_Stated goal_.
Return every line below as is, leaving out the pictures.

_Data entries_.
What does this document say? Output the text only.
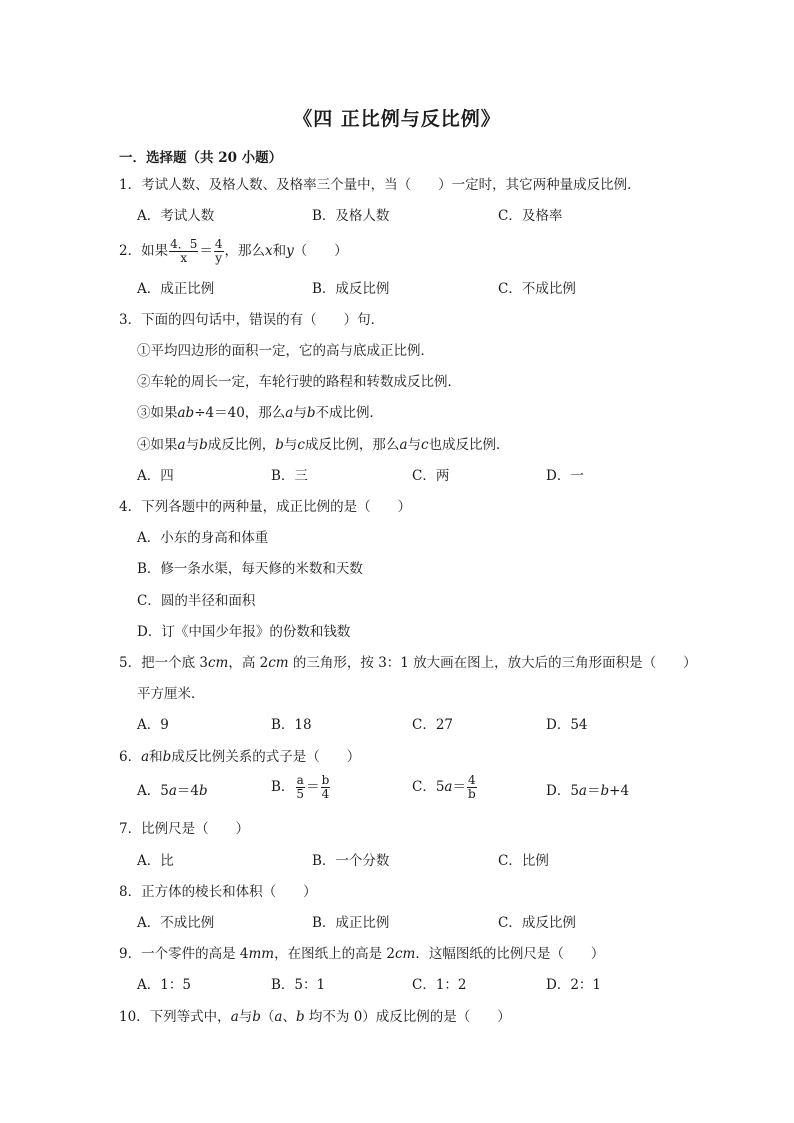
《四 正比例与反比例》
一．选择题（共 20 小题）
1．考试人数、及格人数、及格率三个量中，当（　　）一定时，其它两种量成反比例．
A．考试人数	B．及格人数	C．及格率
2．如果 $\frac{4.5}{x} = \frac{4}{y}$ ，那么x和y（　　）
A．成正比例	B．成反比例	C．不成比例
3．下面的四句话中，错误的有（　　）句．
①平均四边形的面积一定，它的高与底成正比例．
②车轮的周长一定，车轮行驶的路程和转数成反比例．
③如果ab÷4＝40，那么a与b不成比例．
④如果a与b成反比例，b与c成反比例，那么a与c也成反比例．
A．四	B．三	C．两	D．一
4．下列各题中的两种量，成正比例的是（　　）
A．小东的身高和体重
B．修一条水渠，每天修的米数和天数
C．圆的半径和面积
D．订《中国少年报》的份数和钱数
5．把一个底 3cm，高 2cm 的三角形，按 3：1 放大画在图上，放大后的三角形面积是（　　）
平方厘米．
A．9	B．18	C．27	D．54
6．a和b成反比例关系的式子是（　　）
A．5a＝4b	B． $\frac{a}{5} = \frac{b}{4}$	C．$5a= \frac{4}{b}$	D．5a＝b+4
7．比例尺是（　　）
A．比	B．一个分数	C．比例
8．正方体的棱长和体积（　　）
A．不成比例	B．成正比例	C．成反比例
9．一个零件的高是 4mm，在图纸上的高是 2cm．这幅图纸的比例尺是（　　）
A．1：5	B．5：1	C．1：2	D．2：1
10．下列等式中，a与b（a、b 均不为 0）成反比例的是（　　）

_Answer for this exercise_.
What does this document say? Output the text only.
《四 正比例与反比例》
一．选择题（共 20 小题）
1．考试人数、及格人数、及格率三个量中，当（　　）一定时，其它两种量成反比例．
A．考试人数	B．及格人数	C．及格率
2．如果 $\frac{4.5}{x} = \frac{4}{y}$ ，那么x和y（　　）
A．成正比例	B．成反比例	C．不成比例
3．下面的四句话中，错误的有（　　）句．
①平均四边形的面积一定，它的高与底成正比例．
②车轮的周长一定，车轮行驶的路程和转数成反比例．
③如果ab÷4＝40，那么a与b不成比例．
④如果a与b成反比例，b与c成反比例，那么a与c也成反比例．
A．四	B．三	C．两	D．一
4．下列各题中的两种量，成正比例的是（　　）
A．小东的身高和体重
B．修一条水渠，每天修的米数和天数
C．圆的半径和面积
D．订《中国少年报》的份数和钱数
5．把一个底 3cm，高 2cm 的三角形，按 3：1 放大画在图上，放大后的三角形面积是（　　）
平方厘米．
A．9	B．18	C．27	D．54
6．a和b成反比例关系的式子是（　　）
A．5a＝4b	B． $\frac{a}{5} = \frac{b}{4}$	C．$5a= \frac{4}{b}$	D．5a＝b+4
7．比例尺是（　　）
A．比	B．一个分数	C．比例
8．正方体的棱长和体积（　　）
A．不成比例	B．成正比例	C．成反比例
9．一个零件的高是 4mm，在图纸上的高是 2cm．这幅图纸的比例尺是（　　）
A．1：5	B．5：1	C．1：2	D．2：1
10．下列等式中，a与b（a、b 均不为 0）成反比例的是（　　）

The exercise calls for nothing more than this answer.